— Start of SUPPLIED INFORMATION —
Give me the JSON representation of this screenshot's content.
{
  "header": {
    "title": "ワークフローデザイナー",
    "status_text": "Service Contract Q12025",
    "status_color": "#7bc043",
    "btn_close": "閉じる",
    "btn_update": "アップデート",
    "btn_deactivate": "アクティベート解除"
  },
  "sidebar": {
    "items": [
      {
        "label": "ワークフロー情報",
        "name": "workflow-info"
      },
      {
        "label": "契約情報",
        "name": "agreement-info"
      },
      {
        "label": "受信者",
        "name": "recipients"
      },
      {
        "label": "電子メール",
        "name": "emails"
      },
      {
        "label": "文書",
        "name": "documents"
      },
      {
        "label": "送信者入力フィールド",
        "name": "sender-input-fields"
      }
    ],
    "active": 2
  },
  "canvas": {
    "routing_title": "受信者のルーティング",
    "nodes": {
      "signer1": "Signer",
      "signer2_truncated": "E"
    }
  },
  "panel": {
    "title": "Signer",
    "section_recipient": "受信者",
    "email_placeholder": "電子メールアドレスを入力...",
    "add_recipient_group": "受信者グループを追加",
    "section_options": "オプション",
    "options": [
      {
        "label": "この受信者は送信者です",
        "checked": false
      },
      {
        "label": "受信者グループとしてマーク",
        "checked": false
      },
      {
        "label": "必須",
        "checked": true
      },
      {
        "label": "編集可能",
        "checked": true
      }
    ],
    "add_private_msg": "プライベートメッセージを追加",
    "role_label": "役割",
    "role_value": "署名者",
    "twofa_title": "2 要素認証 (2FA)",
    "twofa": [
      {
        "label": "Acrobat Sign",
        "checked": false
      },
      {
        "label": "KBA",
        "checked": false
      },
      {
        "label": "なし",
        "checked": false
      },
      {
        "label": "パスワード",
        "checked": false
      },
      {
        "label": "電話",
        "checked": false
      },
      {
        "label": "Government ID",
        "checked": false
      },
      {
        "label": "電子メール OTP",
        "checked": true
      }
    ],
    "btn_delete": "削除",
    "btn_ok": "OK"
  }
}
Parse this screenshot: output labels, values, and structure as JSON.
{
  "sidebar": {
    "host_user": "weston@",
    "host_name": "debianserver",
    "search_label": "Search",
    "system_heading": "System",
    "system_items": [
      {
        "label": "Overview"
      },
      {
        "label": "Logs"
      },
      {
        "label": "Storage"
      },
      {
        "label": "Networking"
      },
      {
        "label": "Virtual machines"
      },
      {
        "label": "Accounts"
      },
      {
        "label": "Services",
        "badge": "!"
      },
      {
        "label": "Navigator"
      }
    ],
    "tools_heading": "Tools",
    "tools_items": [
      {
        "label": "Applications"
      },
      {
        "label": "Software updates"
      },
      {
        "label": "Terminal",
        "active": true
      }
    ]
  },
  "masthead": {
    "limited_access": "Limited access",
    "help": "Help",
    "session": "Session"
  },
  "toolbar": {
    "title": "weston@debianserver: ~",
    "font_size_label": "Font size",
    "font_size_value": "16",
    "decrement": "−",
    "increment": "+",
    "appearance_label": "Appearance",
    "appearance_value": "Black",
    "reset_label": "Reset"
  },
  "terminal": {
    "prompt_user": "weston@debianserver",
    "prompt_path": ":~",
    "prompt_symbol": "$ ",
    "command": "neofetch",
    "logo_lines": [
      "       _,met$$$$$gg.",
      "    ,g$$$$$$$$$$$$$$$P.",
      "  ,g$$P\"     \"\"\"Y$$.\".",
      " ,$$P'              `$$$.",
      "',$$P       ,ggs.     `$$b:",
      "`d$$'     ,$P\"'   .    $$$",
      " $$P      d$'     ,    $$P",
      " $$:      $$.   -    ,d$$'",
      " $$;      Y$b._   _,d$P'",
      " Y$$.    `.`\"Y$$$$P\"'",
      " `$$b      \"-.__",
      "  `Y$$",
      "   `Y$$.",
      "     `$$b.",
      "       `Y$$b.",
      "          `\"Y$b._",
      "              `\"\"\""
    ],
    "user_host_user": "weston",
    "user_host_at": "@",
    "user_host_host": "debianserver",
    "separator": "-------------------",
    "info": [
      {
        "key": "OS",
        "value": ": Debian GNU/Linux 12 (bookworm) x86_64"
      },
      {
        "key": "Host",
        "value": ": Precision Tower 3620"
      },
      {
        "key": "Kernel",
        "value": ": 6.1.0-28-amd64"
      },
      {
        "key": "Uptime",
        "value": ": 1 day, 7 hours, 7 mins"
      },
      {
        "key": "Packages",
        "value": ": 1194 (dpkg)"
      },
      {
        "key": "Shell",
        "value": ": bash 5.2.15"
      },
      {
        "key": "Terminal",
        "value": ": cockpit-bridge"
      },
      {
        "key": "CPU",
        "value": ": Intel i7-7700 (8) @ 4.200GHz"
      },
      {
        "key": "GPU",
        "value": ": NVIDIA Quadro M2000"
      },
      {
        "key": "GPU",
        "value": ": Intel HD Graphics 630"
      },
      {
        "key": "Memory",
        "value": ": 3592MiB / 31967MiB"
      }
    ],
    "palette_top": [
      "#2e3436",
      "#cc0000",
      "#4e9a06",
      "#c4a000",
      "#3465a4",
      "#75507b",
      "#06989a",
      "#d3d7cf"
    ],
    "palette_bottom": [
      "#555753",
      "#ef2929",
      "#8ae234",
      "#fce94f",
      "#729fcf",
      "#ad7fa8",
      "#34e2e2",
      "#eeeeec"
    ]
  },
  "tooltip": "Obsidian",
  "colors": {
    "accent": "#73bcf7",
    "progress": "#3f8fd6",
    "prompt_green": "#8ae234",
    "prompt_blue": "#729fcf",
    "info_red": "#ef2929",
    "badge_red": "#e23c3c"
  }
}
— End of SUPPLIED INFORMATION —
**WHAT THIS TASK INVOLVES:**
Across the entries above, how many lines contain "weston"? Provide only the count.

**CORRECT ANSWER:**
4